**INSTRUCTIONS FOR THE TASK:** Reproduce all records exactly.

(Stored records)
....................

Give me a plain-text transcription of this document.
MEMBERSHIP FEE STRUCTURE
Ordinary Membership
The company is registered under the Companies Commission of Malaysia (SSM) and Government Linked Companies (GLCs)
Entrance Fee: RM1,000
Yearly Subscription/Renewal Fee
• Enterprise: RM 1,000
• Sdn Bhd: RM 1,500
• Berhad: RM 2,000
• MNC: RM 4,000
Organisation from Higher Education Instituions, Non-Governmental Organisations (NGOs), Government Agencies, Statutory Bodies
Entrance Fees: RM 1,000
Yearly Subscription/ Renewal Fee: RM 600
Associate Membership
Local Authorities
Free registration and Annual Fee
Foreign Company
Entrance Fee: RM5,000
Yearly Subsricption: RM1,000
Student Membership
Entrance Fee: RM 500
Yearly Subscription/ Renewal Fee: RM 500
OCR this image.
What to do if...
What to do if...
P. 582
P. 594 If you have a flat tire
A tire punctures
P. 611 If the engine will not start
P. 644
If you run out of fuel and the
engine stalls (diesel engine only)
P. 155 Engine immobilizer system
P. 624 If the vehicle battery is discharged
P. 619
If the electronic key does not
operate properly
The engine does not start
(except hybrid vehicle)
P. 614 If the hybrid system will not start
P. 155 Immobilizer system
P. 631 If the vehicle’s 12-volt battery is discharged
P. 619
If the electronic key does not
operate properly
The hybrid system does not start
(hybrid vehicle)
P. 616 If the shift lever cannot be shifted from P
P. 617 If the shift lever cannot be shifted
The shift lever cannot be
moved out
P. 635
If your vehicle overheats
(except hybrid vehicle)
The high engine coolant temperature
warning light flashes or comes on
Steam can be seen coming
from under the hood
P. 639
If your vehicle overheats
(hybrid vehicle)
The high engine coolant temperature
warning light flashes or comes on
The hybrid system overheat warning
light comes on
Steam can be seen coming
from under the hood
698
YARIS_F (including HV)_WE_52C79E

....................

**WORKED ANSWER:**
Give me a plain-text transcription of this document.
MEMBERSHIP FEE STRUCTURE
Ordinary Membership
The company is registered under the Companies Commission of Malaysia (SSM) and Government Linked Companies (GLCs)
Entrance Fee: RM1,000
Yearly Subscription/Renewal Fee
• Enterprise: RM 1,000
• Sdn Bhd: RM 1,500
• Berhad: RM 2,000
• MNC: RM 4,000
Organisation from Higher Education Instituions, Non-Governmental Organisations (NGOs), Government Agencies, Statutory Bodies
Entrance Fees: RM 1,000
Yearly Subscription/ Renewal Fee: RM 600
Associate Membership
Local Authorities
Free registration and Annual Fee
Foreign Company
Entrance Fee: RM5,000
Yearly Subsricption: RM1,000
Student Membership
Entrance Fee: RM 500
Yearly Subscription/ Renewal Fee: RM 500
OCR this image.
What to do if...
What to do if...
P. 582
P. 594 If you have a flat tire
A tire punctures
P. 611 If the engine will not start
P. 644
If you run out of fuel and the
engine stalls (diesel engine only)
P. 155 Engine immobilizer system
P. 624 If the vehicle battery is discharged
P. 619
If the electronic key does not
operate properly
The engine does not start
(except hybrid vehicle)
P. 614 If the hybrid system will not start
P. 155 Immobilizer system
P. 631 If the vehicle’s 12-volt battery is discharged
P. 619
If the electronic key does not
operate properly
The hybrid system does not start
(hybrid vehicle)
P. 616 If the shift lever cannot be shifted from P
P. 617 If the shift lever cannot be shifted
The shift lever cannot be
moved out
P. 635
If your vehicle overheats
(except hybrid vehicle)
The high engine coolant temperature
warning light flashes or comes on
Steam can be seen coming
from under the hood
P. 639
If your vehicle overheats
(hybrid vehicle)
The high engine coolant temperature
warning light flashes or comes on
The hybrid system overheat warning
light comes on
Steam can be seen coming
from under the hood
698
YARIS_F (including HV)_WE_52C79E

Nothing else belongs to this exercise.